STATED EXERCISE
Transcribe the entries exactly; images are not part of the copy.

TASK INPUT
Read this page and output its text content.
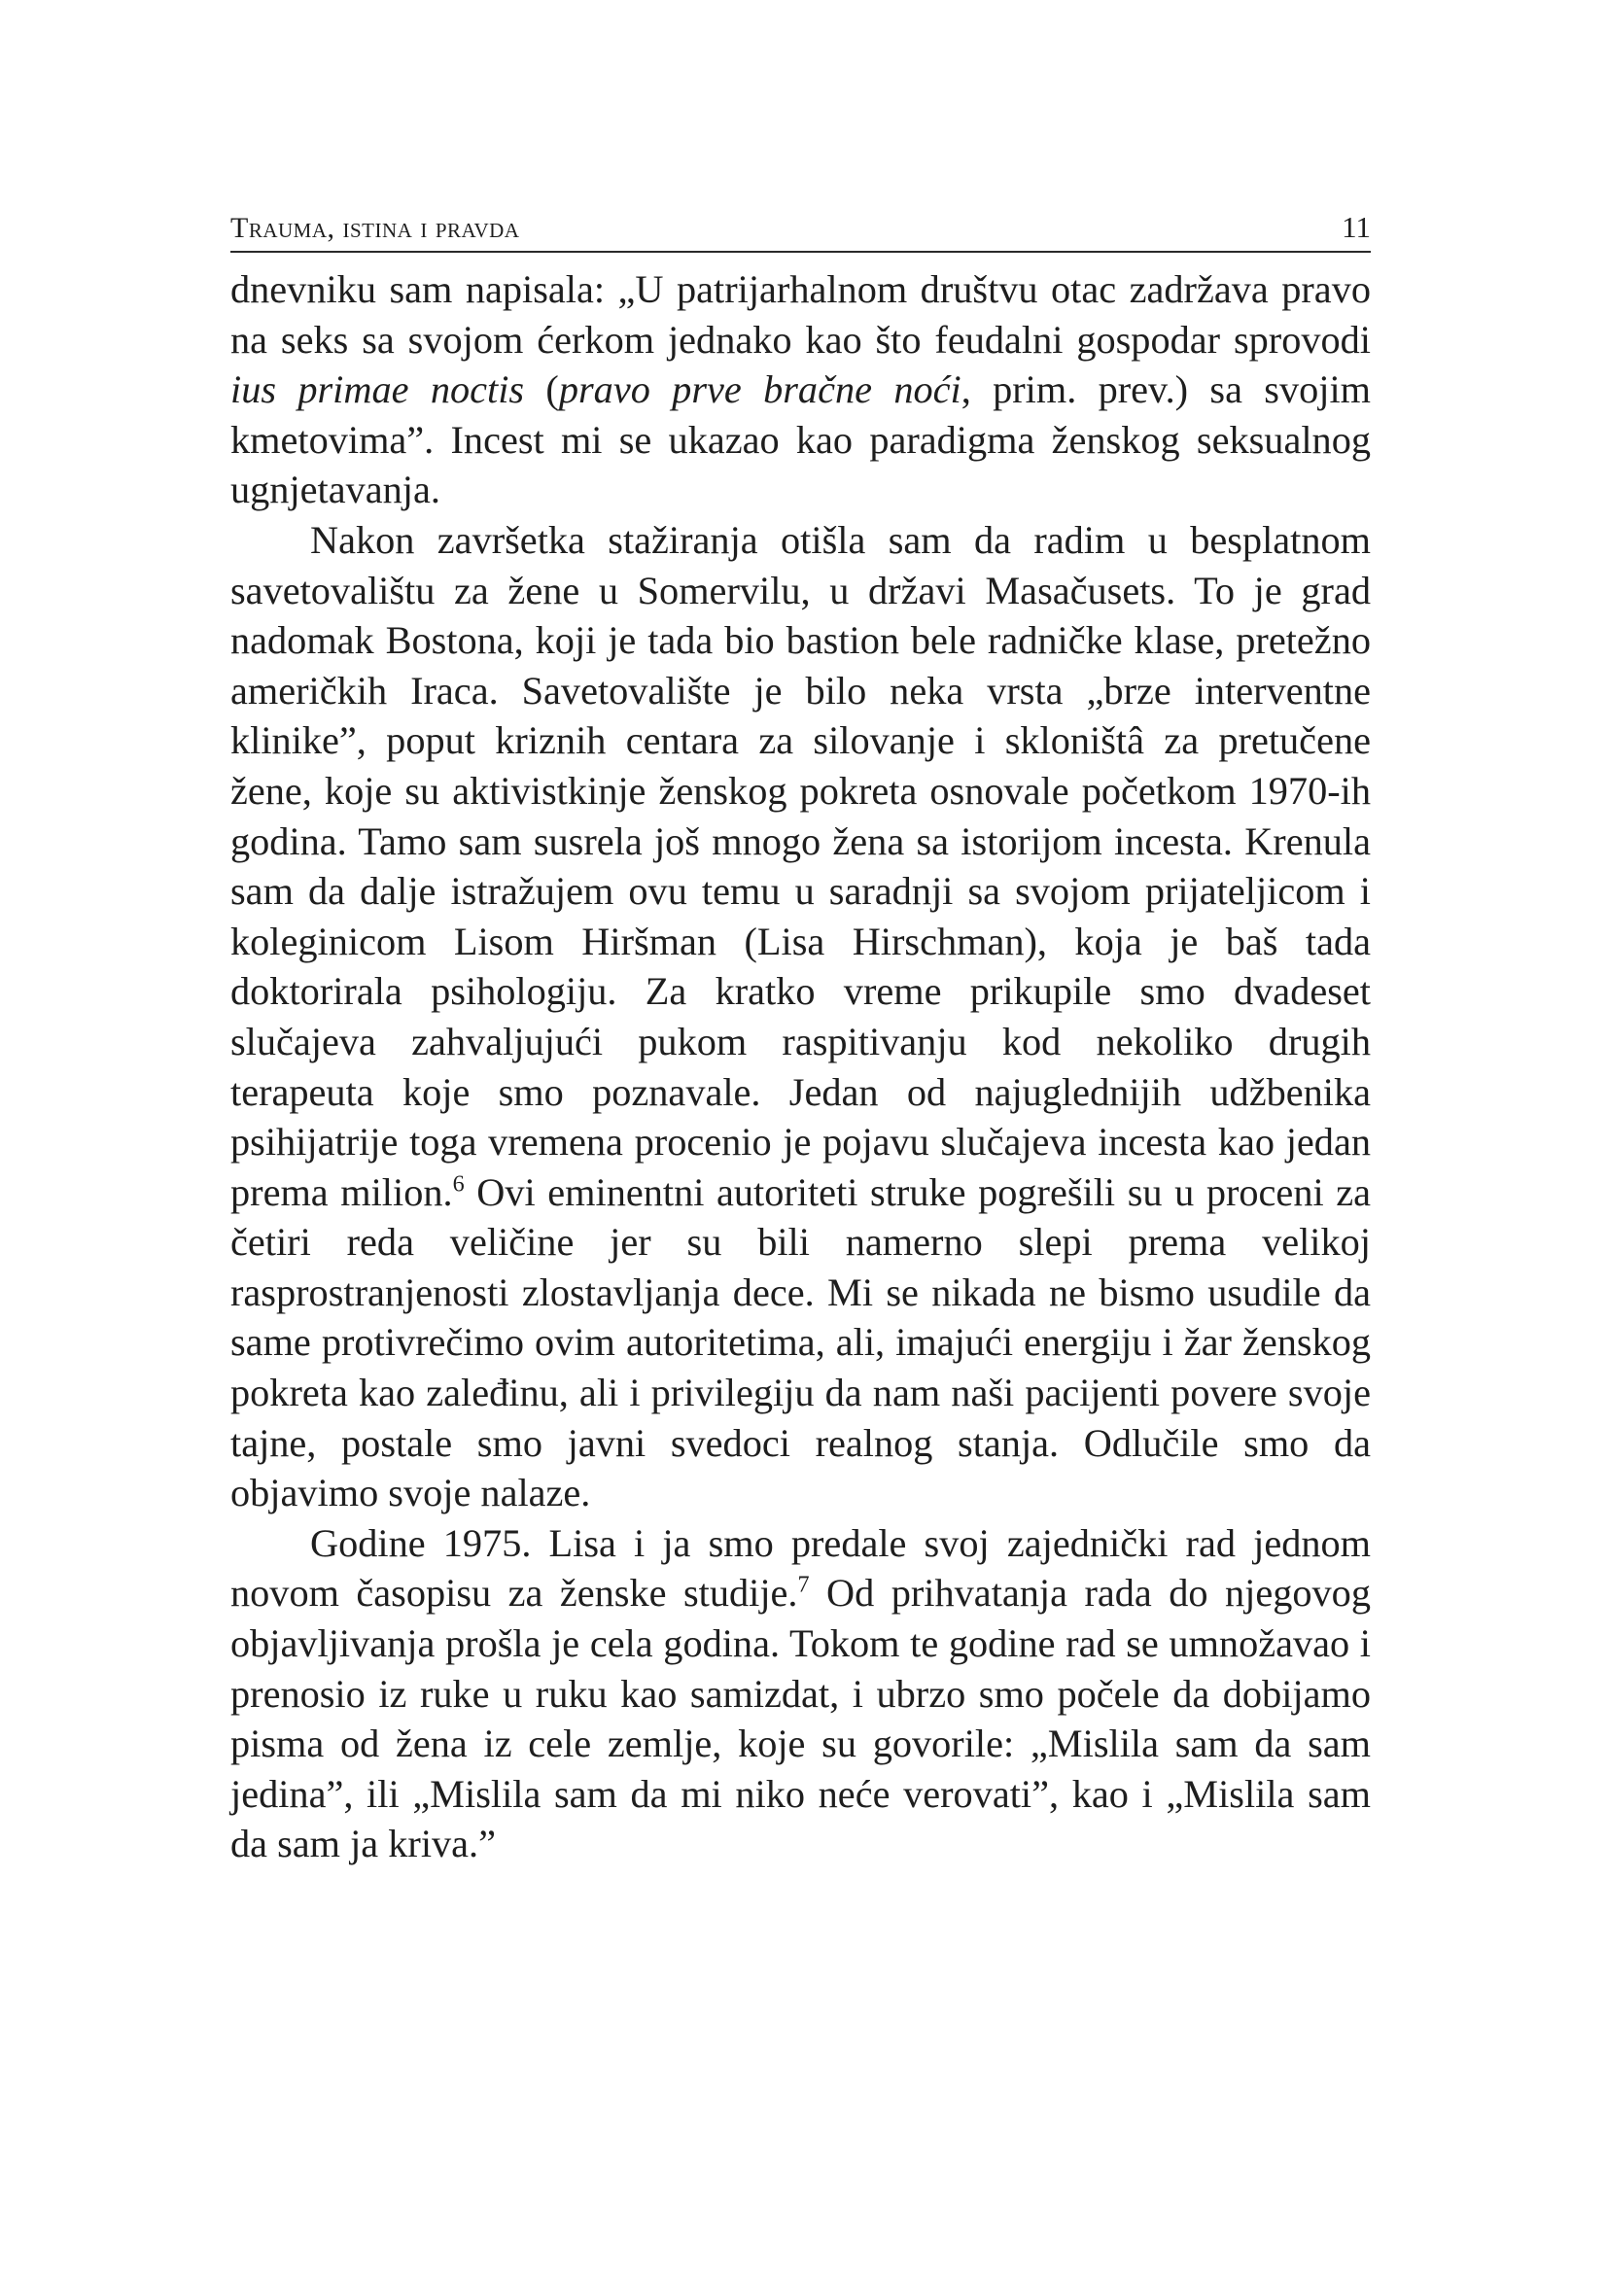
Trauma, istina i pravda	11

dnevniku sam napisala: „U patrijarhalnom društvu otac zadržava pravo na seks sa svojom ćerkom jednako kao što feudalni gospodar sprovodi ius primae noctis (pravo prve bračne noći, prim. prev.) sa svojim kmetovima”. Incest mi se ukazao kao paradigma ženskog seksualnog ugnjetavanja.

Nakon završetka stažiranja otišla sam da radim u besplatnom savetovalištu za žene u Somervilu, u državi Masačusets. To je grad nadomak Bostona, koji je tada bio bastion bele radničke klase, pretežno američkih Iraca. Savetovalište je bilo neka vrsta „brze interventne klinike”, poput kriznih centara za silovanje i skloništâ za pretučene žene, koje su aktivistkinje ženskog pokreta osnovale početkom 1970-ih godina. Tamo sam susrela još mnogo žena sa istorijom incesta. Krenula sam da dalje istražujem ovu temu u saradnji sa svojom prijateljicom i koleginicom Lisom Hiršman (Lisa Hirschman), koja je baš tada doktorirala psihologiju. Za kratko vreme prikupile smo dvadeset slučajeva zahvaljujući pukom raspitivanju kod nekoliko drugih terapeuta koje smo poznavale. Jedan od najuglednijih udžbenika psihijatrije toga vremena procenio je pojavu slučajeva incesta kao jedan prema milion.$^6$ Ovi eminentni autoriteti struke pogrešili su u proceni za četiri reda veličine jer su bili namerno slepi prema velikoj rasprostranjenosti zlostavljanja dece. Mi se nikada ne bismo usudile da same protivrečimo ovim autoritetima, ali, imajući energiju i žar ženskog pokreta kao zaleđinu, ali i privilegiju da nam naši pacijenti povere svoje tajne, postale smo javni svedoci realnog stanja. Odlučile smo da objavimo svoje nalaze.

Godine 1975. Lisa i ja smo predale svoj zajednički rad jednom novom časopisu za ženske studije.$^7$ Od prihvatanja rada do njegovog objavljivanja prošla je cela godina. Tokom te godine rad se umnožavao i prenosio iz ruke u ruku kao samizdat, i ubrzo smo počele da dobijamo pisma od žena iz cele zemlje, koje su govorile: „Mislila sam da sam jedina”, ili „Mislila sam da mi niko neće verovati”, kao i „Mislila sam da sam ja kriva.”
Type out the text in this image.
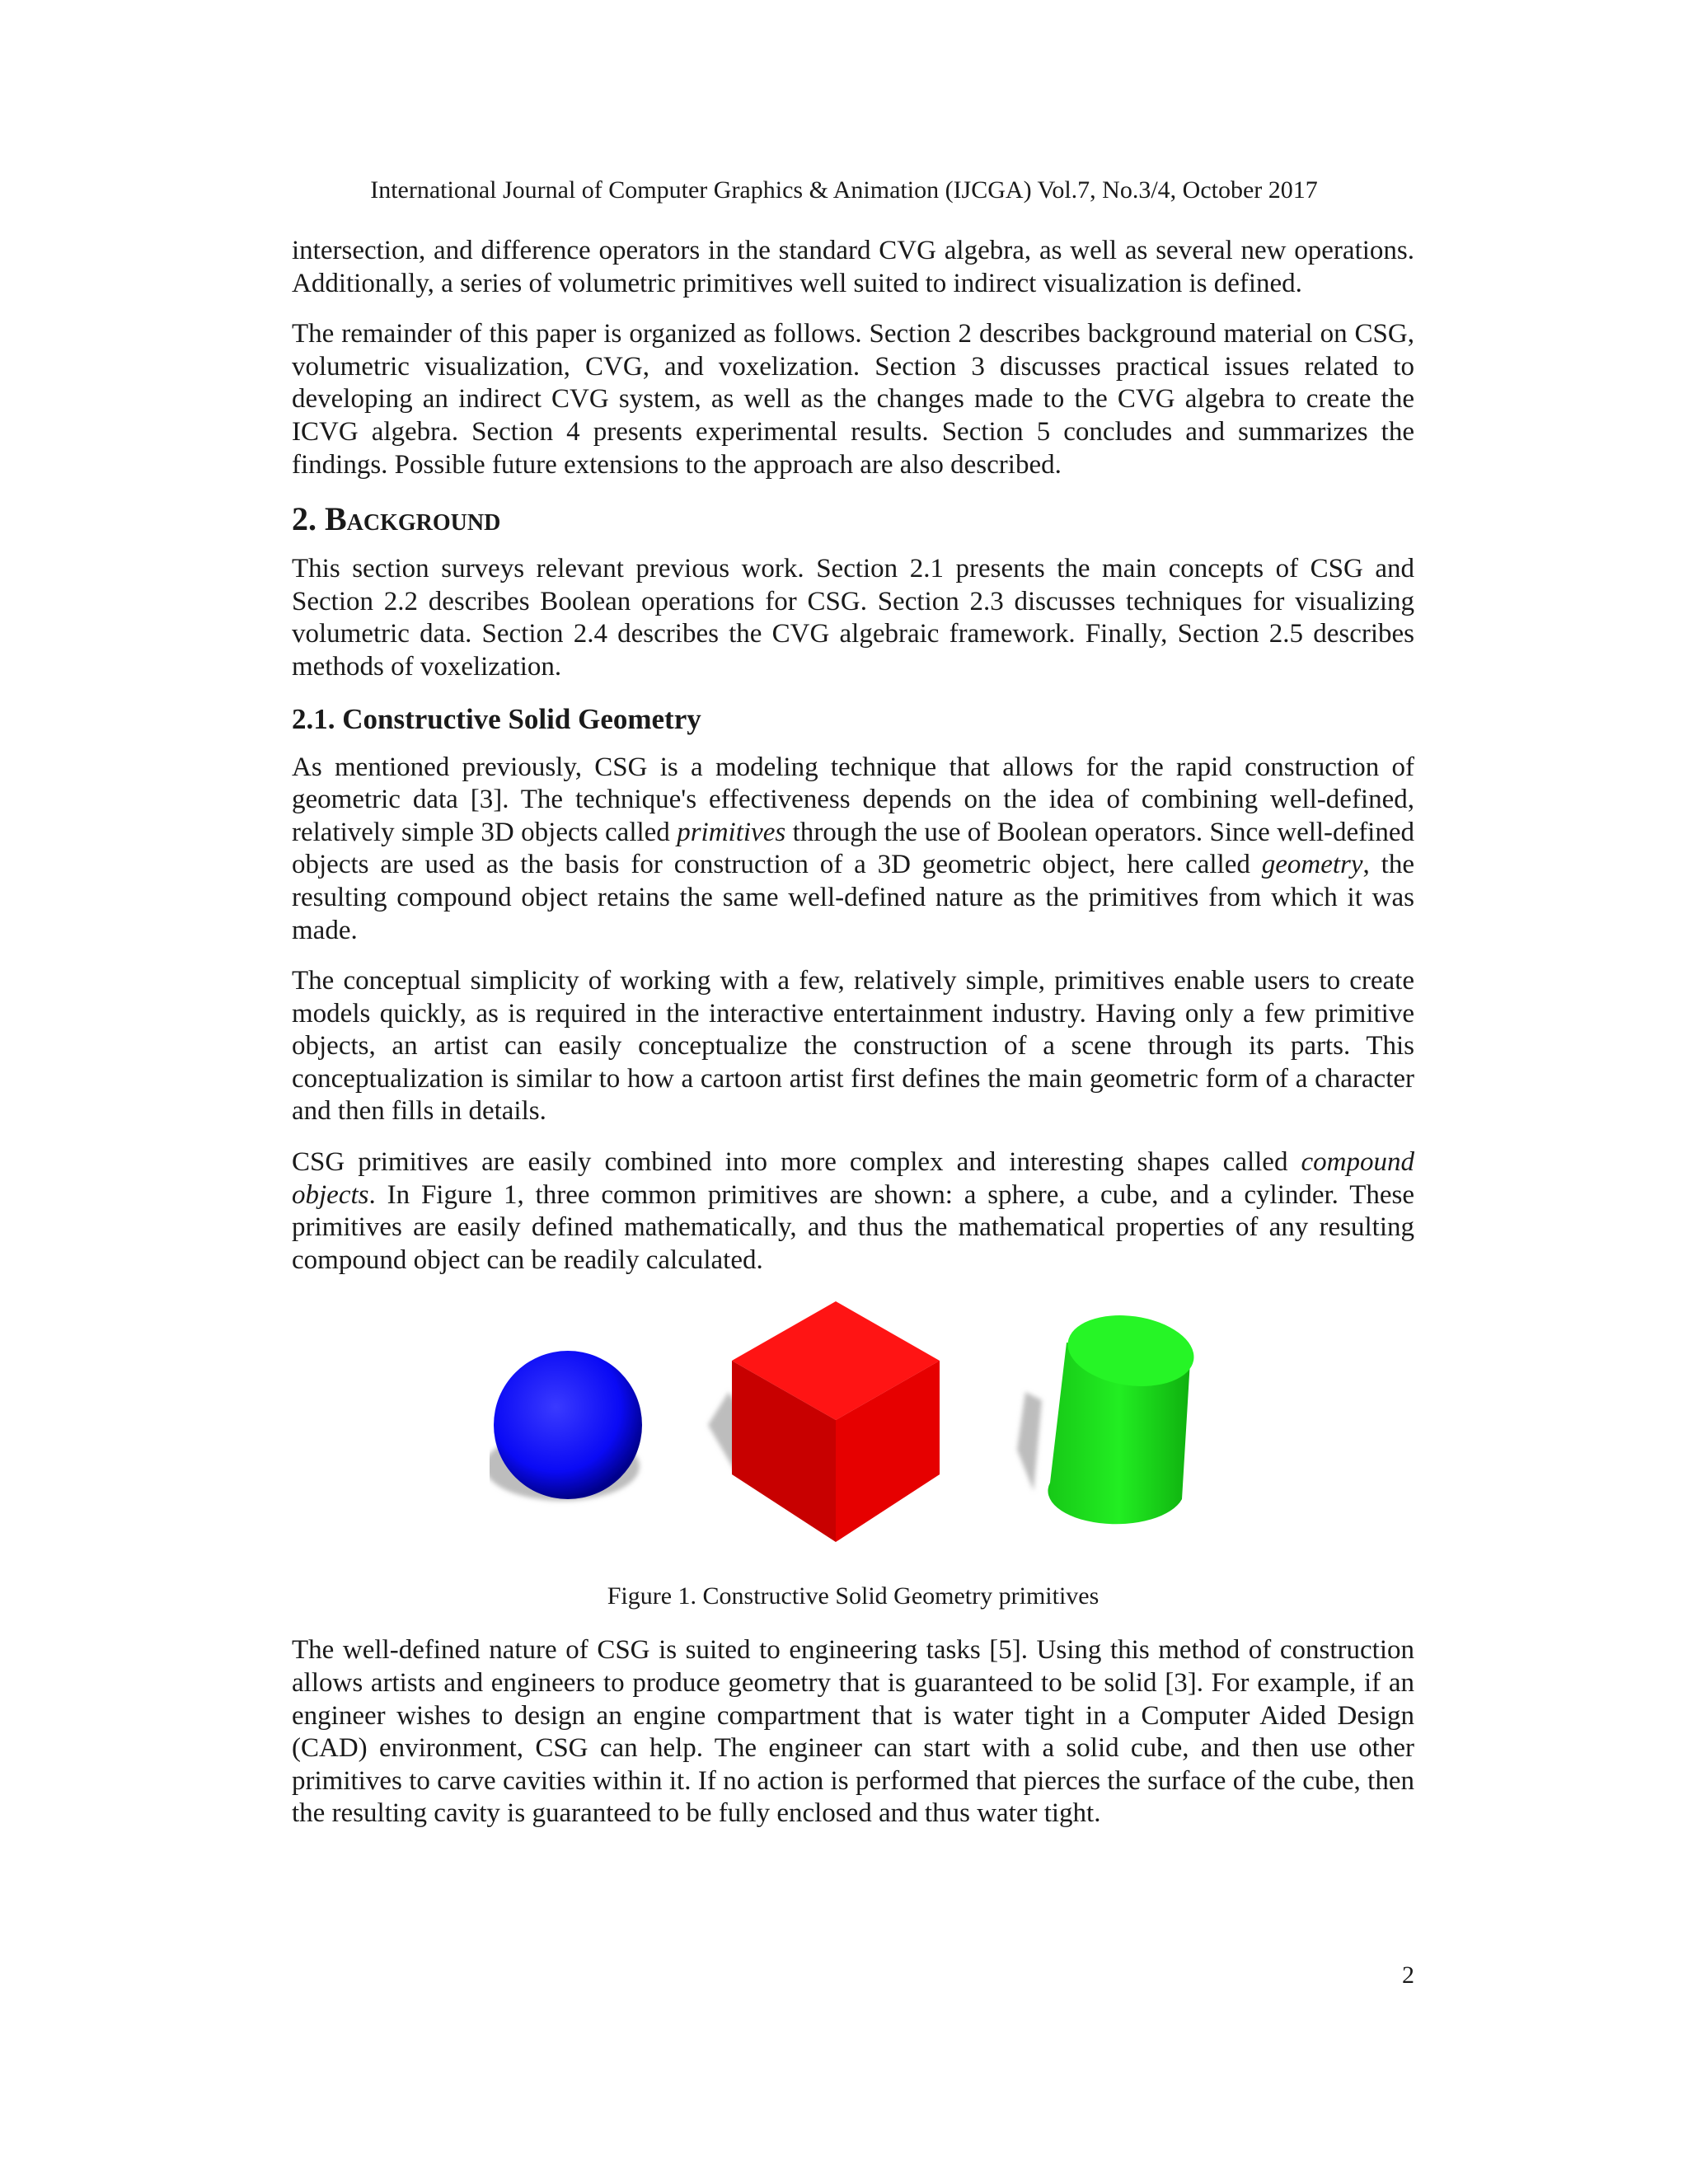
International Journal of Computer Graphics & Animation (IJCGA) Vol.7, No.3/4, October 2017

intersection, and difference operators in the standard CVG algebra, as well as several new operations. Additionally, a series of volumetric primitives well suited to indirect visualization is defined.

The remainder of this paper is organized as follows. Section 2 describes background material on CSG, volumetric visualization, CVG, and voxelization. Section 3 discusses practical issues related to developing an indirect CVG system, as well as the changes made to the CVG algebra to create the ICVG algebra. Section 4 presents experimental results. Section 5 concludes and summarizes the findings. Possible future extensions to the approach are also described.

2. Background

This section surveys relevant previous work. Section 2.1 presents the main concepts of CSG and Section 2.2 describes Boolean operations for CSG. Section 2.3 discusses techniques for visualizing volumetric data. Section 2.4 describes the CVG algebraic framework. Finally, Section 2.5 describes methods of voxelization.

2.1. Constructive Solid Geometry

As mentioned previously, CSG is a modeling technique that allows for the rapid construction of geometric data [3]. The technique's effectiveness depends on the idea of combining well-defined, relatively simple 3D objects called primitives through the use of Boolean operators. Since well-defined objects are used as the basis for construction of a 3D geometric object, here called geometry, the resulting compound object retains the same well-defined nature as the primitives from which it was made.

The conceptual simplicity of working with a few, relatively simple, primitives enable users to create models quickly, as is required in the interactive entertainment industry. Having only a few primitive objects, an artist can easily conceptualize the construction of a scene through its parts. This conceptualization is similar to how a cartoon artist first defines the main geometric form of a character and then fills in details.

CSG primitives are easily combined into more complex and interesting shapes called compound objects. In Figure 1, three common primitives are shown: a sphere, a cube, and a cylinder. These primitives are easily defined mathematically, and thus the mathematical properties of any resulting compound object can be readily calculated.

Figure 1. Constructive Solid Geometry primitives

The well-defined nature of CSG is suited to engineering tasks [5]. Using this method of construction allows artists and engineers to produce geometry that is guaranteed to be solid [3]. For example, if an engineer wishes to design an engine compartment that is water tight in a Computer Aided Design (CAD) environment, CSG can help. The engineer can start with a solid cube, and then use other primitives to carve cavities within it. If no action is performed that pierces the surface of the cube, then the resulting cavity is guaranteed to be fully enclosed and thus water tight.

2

WRITTEN SOLUTION
Read this page and output its text content.
Trauma, istina i pravda	11

dnevniku sam napisala: „U patrijarhalnom društvu otac zadržava pravo na seks sa svojom ćerkom jednako kao što feudalni gospodar sprovodi ius primae noctis (pravo prve bračne noći, prim. prev.) sa svojim kmetovima”. Incest mi se ukazao kao paradigma ženskog seksualnog ugnjetavanja.

Nakon završetka stažiranja otišla sam da radim u besplatnom savetovalištu za žene u Somervilu, u državi Masačusets. To je grad nadomak Bostona, koji je tada bio bastion bele radničke klase, pretežno američkih Iraca. Savetovalište je bilo neka vrsta „brze interventne klinike”, poput kriznih centara za silovanje i skloništâ za pretučene žene, koje su aktivistkinje ženskog pokreta osnovale početkom 1970-ih godina. Tamo sam susrela još mnogo žena sa istorijom incesta. Krenula sam da dalje istražujem ovu temu u saradnji sa svojom prijateljicom i koleginicom Lisom Hiršman (Lisa Hirschman), koja je baš tada doktorirala psihologiju. Za kratko vreme prikupile smo dvadeset slučajeva zahvaljujući pukom raspitivanju kod nekoliko drugih terapeuta koje smo poznavale. Jedan od najuglednijih udžbenika psihijatrije toga vremena procenio je pojavu slučajeva incesta kao jedan prema milion.$^6$ Ovi eminentni autoriteti struke pogrešili su u proceni za četiri reda veličine jer su bili namerno slepi prema velikoj rasprostranjenosti zlostavljanja dece. Mi se nikada ne bismo usudile da same protivrečimo ovim autoritetima, ali, imajući energiju i žar ženskog pokreta kao zaleđinu, ali i privilegiju da nam naši pacijenti povere svoje tajne, postale smo javni svedoci realnog stanja. Odlučile smo da objavimo svoje nalaze.

Godine 1975. Lisa i ja smo predale svoj zajednički rad jednom novom časopisu za ženske studije.$^7$ Od prihvatanja rada do njegovog objavljivanja prošla je cela godina. Tokom te godine rad se umnožavao i prenosio iz ruke u ruku kao samizdat, i ubrzo smo počele da dobijamo pisma od žena iz cele zemlje, koje su govorile: „Mislila sam da sam jedina”, ili „Mislila sam da mi niko neće verovati”, kao i „Mislila sam da sam ja kriva.”
Type out the text in this image.
International Journal of Computer Graphics & Animation (IJCGA) Vol.7, No.3/4, October 2017

intersection, and difference operators in the standard CVG algebra, as well as several new operations. Additionally, a series of volumetric primitives well suited to indirect visualization is defined.

The remainder of this paper is organized as follows. Section 2 describes background material on CSG, volumetric visualization, CVG, and voxelization. Section 3 discusses practical issues related to developing an indirect CVG system, as well as the changes made to the CVG algebra to create the ICVG algebra. Section 4 presents experimental results. Section 5 concludes and summarizes the findings. Possible future extensions to the approach are also described.

2. Background

This section surveys relevant previous work. Section 2.1 presents the main concepts of CSG and Section 2.2 describes Boolean operations for CSG. Section 2.3 discusses techniques for visualizing volumetric data. Section 2.4 describes the CVG algebraic framework. Finally, Section 2.5 describes methods of voxelization.

2.1. Constructive Solid Geometry

As mentioned previously, CSG is a modeling technique that allows for the rapid construction of geometric data [3]. The technique's effectiveness depends on the idea of combining well-defined, relatively simple 3D objects called primitives through the use of Boolean operators. Since well-defined objects are used as the basis for construction of a 3D geometric object, here called geometry, the resulting compound object retains the same well-defined nature as the primitives from which it was made.

The conceptual simplicity of working with a few, relatively simple, primitives enable users to create models quickly, as is required in the interactive entertainment industry. Having only a few primitive objects, an artist can easily conceptualize the construction of a scene through its parts. This conceptualization is similar to how a cartoon artist first defines the main geometric form of a character and then fills in details.

CSG primitives are easily combined into more complex and interesting shapes called compound objects. In Figure 1, three common primitives are shown: a sphere, a cube, and a cylinder. These primitives are easily defined mathematically, and thus the mathematical properties of any resulting compound object can be readily calculated.

Figure 1. Constructive Solid Geometry primitives

The well-defined nature of CSG is suited to engineering tasks [5]. Using this method of construction allows artists and engineers to produce geometry that is guaranteed to be solid [3]. For example, if an engineer wishes to design an engine compartment that is water tight in a Computer Aided Design (CAD) environment, CSG can help. The engineer can start with a solid cube, and then use other primitives to carve cavities within it. If no action is performed that pierces the surface of the cube, then the resulting cavity is guaranteed to be fully enclosed and thus water tight.

2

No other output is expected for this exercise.